═══ DATA SECTION

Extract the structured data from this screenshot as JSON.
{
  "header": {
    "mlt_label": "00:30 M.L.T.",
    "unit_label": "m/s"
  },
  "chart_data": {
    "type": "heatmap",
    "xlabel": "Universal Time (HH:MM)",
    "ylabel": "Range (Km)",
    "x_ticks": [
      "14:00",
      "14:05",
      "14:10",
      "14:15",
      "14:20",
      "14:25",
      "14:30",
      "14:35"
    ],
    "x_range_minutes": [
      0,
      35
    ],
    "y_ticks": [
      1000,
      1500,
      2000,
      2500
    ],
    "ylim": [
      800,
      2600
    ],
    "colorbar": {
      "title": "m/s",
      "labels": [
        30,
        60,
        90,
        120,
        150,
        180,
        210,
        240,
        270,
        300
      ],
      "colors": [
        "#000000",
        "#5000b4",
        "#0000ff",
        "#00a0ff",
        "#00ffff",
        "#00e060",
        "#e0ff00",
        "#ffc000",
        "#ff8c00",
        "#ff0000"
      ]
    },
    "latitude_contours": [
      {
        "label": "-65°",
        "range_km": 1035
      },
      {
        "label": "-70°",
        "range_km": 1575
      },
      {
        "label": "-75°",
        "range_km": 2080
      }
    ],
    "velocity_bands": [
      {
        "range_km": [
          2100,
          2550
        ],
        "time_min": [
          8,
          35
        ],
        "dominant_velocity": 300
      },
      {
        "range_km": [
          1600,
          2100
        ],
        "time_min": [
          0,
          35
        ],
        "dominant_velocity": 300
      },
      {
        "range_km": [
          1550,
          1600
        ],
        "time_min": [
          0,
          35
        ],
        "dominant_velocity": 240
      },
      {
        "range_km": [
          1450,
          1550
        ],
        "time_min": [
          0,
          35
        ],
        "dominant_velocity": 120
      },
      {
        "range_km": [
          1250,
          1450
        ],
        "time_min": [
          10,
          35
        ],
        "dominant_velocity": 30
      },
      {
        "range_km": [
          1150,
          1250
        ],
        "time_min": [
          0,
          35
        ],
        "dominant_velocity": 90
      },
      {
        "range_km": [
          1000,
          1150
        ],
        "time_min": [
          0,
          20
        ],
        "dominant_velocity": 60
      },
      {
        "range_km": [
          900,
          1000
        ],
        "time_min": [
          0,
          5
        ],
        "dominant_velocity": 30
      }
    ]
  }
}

══════

• [EXERCISE REQUIREMENTS]:
Take the entries and copy them out exactly.

• [FULL SOLUTION]:
Extract the structured data from this screenshot as JSON.
{
  "header": {
    "mlt_label": "00:30 M.L.T.",
    "unit_label": "m/s"
  },
  "chart_data": {
    "type": "heatmap",
    "xlabel": "Universal Time (HH:MM)",
    "ylabel": "Range (Km)",
    "x_ticks": [
      "14:00",
      "14:05",
      "14:10",
      "14:15",
      "14:20",
      "14:25",
      "14:30",
      "14:35"
    ],
    "x_range_minutes": [
      0,
      35
    ],
    "y_ticks": [
      1000,
      1500,
      2000,
      2500
    ],
    "ylim": [
      800,
      2600
    ],
    "colorbar": {
      "title": "m/s",
      "labels": [
        30,
        60,
        90,
        120,
        150,
        180,
        210,
        240,
        270,
        300
      ],
      "colors": [
        "#000000",
        "#5000b4",
        "#0000ff",
        "#00a0ff",
        "#00ffff",
        "#00e060",
        "#e0ff00",
        "#ffc000",
        "#ff8c00",
        "#ff0000"
      ]
    },
    "latitude_contours": [
      {
        "label": "-65°",
        "range_km": 1035
      },
      {
        "label": "-70°",
        "range_km": 1575
      },
      {
        "label": "-75°",
        "range_km": 2080
      }
    ],
    "velocity_bands": [
      {
        "range_km": [
          2100,
          2550
        ],
        "time_min": [
          8,
          35
        ],
        "dominant_velocity": 300
      },
      {
        "range_km": [
          1600,
          2100
        ],
        "time_min": [
          0,
          35
        ],
        "dominant_velocity": 300
      },
      {
        "range_km": [
          1550,
          1600
        ],
        "time_min": [
          0,
          35
        ],
        "dominant_velocity": 240
      },
      {
        "range_km": [
          1450,
          1550
        ],
        "time_min": [
          0,
          35
        ],
        "dominant_velocity": 120
      },
      {
        "range_km": [
          1250,
          1450
        ],
        "time_min": [
          10,
          35
        ],
        "dominant_velocity": 30
      },
      {
        "range_km": [
          1150,
          1250
        ],
        "time_min": [
          0,
          35
        ],
        "dominant_velocity": 90
      },
      {
        "range_km": [
          1000,
          1150
        ],
        "time_min": [
          0,
          20
        ],
        "dominant_velocity": 60
      },
      {
        "range_km": [
          900,
          1000
        ],
        "time_min": [
          0,
          5
        ],
        "dominant_velocity": 30
      }
    ]
  }
}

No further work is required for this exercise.